— start of Task data —

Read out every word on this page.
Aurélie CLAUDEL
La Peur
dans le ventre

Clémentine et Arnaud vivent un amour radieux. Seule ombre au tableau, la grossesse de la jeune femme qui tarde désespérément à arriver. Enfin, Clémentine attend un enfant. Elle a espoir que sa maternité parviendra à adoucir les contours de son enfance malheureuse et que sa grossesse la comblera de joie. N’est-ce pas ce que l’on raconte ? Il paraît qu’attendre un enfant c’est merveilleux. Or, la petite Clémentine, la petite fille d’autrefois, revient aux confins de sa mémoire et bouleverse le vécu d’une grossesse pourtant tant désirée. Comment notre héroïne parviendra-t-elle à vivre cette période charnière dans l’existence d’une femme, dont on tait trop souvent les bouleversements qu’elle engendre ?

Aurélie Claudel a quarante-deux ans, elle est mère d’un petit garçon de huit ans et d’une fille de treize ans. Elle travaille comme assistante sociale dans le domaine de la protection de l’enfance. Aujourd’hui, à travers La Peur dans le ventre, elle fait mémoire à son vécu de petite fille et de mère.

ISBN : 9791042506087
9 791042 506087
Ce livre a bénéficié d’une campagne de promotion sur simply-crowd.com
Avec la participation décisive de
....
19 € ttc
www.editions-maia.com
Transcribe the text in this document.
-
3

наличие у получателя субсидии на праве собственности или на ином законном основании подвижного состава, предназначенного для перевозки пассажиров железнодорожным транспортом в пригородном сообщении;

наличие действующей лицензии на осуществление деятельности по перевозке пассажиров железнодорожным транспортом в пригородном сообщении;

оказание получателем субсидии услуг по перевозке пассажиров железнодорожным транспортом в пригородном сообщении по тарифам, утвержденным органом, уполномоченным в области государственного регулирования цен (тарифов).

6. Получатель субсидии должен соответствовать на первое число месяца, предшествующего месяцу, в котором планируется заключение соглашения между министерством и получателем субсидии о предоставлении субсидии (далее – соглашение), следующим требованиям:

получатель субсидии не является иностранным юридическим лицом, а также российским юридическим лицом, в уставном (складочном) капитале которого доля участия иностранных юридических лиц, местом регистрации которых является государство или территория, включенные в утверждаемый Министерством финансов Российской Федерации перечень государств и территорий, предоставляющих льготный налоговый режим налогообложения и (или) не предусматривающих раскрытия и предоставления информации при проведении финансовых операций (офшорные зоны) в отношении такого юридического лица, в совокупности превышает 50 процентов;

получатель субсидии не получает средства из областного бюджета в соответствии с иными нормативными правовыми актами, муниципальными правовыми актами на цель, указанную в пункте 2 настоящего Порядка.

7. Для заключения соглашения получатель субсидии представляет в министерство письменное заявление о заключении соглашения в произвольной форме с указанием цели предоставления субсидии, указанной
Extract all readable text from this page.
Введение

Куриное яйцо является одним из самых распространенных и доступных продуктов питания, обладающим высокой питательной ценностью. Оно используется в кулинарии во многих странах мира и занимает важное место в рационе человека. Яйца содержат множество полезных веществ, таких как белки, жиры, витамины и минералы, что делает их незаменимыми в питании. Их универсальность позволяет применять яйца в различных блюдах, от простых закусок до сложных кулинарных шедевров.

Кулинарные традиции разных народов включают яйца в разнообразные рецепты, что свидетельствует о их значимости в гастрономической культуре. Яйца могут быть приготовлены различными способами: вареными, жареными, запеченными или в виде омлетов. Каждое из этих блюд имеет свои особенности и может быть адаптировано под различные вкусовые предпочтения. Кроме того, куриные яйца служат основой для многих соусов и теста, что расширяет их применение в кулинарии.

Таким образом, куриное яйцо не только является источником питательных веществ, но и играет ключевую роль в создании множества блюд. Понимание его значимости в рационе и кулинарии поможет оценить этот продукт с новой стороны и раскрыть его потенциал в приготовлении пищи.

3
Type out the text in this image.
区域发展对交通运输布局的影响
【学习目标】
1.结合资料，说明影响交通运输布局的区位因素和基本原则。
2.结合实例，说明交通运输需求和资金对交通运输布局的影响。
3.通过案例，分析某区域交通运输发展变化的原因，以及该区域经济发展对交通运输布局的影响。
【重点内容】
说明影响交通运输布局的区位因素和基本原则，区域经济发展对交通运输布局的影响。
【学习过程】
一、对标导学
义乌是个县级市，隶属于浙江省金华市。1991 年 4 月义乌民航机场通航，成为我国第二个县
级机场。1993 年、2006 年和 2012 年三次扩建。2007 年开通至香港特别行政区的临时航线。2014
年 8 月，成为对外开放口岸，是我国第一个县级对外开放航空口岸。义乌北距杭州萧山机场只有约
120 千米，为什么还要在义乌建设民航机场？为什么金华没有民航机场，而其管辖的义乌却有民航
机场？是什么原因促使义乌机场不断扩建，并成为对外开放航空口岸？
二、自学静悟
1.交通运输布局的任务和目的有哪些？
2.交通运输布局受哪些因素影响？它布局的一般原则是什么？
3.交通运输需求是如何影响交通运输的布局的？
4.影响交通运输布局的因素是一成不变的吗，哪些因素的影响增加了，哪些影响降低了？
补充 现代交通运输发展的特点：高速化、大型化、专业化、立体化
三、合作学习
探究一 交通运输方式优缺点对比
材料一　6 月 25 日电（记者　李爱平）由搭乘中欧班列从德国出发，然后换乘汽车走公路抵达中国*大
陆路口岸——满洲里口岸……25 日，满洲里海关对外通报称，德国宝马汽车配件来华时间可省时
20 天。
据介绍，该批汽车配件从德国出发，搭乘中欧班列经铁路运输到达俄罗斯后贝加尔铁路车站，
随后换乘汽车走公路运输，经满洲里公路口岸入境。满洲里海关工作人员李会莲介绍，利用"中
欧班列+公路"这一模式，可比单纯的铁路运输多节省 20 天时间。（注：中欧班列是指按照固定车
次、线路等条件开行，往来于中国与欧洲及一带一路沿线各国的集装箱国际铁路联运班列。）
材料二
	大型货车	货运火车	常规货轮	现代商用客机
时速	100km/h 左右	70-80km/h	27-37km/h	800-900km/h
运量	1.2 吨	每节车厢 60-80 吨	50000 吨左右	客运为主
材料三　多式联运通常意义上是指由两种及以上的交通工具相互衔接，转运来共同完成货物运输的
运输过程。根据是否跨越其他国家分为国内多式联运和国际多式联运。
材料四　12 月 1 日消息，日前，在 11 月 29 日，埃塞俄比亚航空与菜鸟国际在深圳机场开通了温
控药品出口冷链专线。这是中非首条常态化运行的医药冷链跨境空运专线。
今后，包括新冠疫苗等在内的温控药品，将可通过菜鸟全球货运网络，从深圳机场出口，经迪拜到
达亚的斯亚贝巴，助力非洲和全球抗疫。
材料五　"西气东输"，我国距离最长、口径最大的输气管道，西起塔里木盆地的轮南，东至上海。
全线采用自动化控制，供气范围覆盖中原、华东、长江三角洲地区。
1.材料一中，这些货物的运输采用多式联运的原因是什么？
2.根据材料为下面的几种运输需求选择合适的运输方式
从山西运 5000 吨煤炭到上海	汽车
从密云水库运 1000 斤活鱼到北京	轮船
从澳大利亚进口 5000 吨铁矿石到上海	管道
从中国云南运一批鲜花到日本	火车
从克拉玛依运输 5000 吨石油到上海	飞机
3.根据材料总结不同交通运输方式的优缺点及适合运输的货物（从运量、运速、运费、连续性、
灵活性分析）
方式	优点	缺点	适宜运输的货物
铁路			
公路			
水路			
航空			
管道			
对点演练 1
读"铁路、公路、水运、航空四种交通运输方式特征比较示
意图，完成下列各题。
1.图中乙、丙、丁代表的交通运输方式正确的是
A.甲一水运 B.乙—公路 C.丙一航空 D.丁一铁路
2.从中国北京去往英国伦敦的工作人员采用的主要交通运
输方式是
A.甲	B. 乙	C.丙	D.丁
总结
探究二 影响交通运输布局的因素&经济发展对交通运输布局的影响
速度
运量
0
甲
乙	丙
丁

— end of Task data —

• Exercise task
In the listing above, find the line with "Type out the text in this image." and set down that line and all after it exactly, through the final line.

• The output
Type out the text in this image.
区域发展对交通运输布局的影响
【学习目标】
1.结合资料，说明影响交通运输布局的区位因素和基本原则。
2.结合实例，说明交通运输需求和资金对交通运输布局的影响。
3.通过案例，分析某区域交通运输发展变化的原因，以及该区域经济发展对交通运输布局的影响。
【重点内容】
说明影响交通运输布局的区位因素和基本原则，区域经济发展对交通运输布局的影响。
【学习过程】
一、对标导学
义乌是个县级市，隶属于浙江省金华市。1991 年 4 月义乌民航机场通航，成为我国第二个县
级机场。1993 年、2006 年和 2012 年三次扩建。2007 年开通至香港特别行政区的临时航线。2014
年 8 月，成为对外开放口岸，是我国第一个县级对外开放航空口岸。义乌北距杭州萧山机场只有约
120 千米，为什么还要在义乌建设民航机场？为什么金华没有民航机场，而其管辖的义乌却有民航
机场？是什么原因促使义乌机场不断扩建，并成为对外开放航空口岸？
二、自学静悟
1.交通运输布局的任务和目的有哪些？
2.交通运输布局受哪些因素影响？它布局的一般原则是什么？
3.交通运输需求是如何影响交通运输的布局的？
4.影响交通运输布局的因素是一成不变的吗，哪些因素的影响增加了，哪些影响降低了？
补充 现代交通运输发展的特点：高速化、大型化、专业化、立体化
三、合作学习
探究一 交通运输方式优缺点对比
材料一　6 月 25 日电（记者　李爱平）由搭乘中欧班列从德国出发，然后换乘汽车走公路抵达中国*大
陆路口岸——满洲里口岸……25 日，满洲里海关对外通报称，德国宝马汽车配件来华时间可省时
20 天。
据介绍，该批汽车配件从德国出发，搭乘中欧班列经铁路运输到达俄罗斯后贝加尔铁路车站，
随后换乘汽车走公路运输，经满洲里公路口岸入境。满洲里海关工作人员李会莲介绍，利用"中
欧班列+公路"这一模式，可比单纯的铁路运输多节省 20 天时间。（注：中欧班列是指按照固定车
次、线路等条件开行，往来于中国与欧洲及一带一路沿线各国的集装箱国际铁路联运班列。）
材料二
	大型货车	货运火车	常规货轮	现代商用客机
时速	100km/h 左右	70-80km/h	27-37km/h	800-900km/h
运量	1.2 吨	每节车厢 60-80 吨	50000 吨左右	客运为主
材料三　多式联运通常意义上是指由两种及以上的交通工具相互衔接，转运来共同完成货物运输的
运输过程。根据是否跨越其他国家分为国内多式联运和国际多式联运。
材料四　12 月 1 日消息，日前，在 11 月 29 日，埃塞俄比亚航空与菜鸟国际在深圳机场开通了温
控药品出口冷链专线。这是中非首条常态化运行的医药冷链跨境空运专线。
今后，包括新冠疫苗等在内的温控药品，将可通过菜鸟全球货运网络，从深圳机场出口，经迪拜到
达亚的斯亚贝巴，助力非洲和全球抗疫。
材料五　"西气东输"，我国距离最长、口径最大的输气管道，西起塔里木盆地的轮南，东至上海。
全线采用自动化控制，供气范围覆盖中原、华东、长江三角洲地区。
1.材料一中，这些货物的运输采用多式联运的原因是什么？
2.根据材料为下面的几种运输需求选择合适的运输方式
从山西运 5000 吨煤炭到上海	汽车
从密云水库运 1000 斤活鱼到北京	轮船
从澳大利亚进口 5000 吨铁矿石到上海	管道
从中国云南运一批鲜花到日本	火车
从克拉玛依运输 5000 吨石油到上海	飞机
3.根据材料总结不同交通运输方式的优缺点及适合运输的货物（从运量、运速、运费、连续性、
灵活性分析）
方式	优点	缺点	适宜运输的货物
铁路			
公路			
水路			
航空			
管道			
对点演练 1
读"铁路、公路、水运、航空四种交通运输方式特征比较示
意图，完成下列各题。
1.图中乙、丙、丁代表的交通运输方式正确的是
A.甲一水运 B.乙—公路 C.丙一航空 D.丁一铁路
2.从中国北京去往英国伦敦的工作人员采用的主要交通运
输方式是
A.甲	B. 乙	C.丙	D.丁
总结
探究二 影响交通运输布局的因素&经济发展对交通运输布局的影响
速度
运量
0
甲
乙	丙
丁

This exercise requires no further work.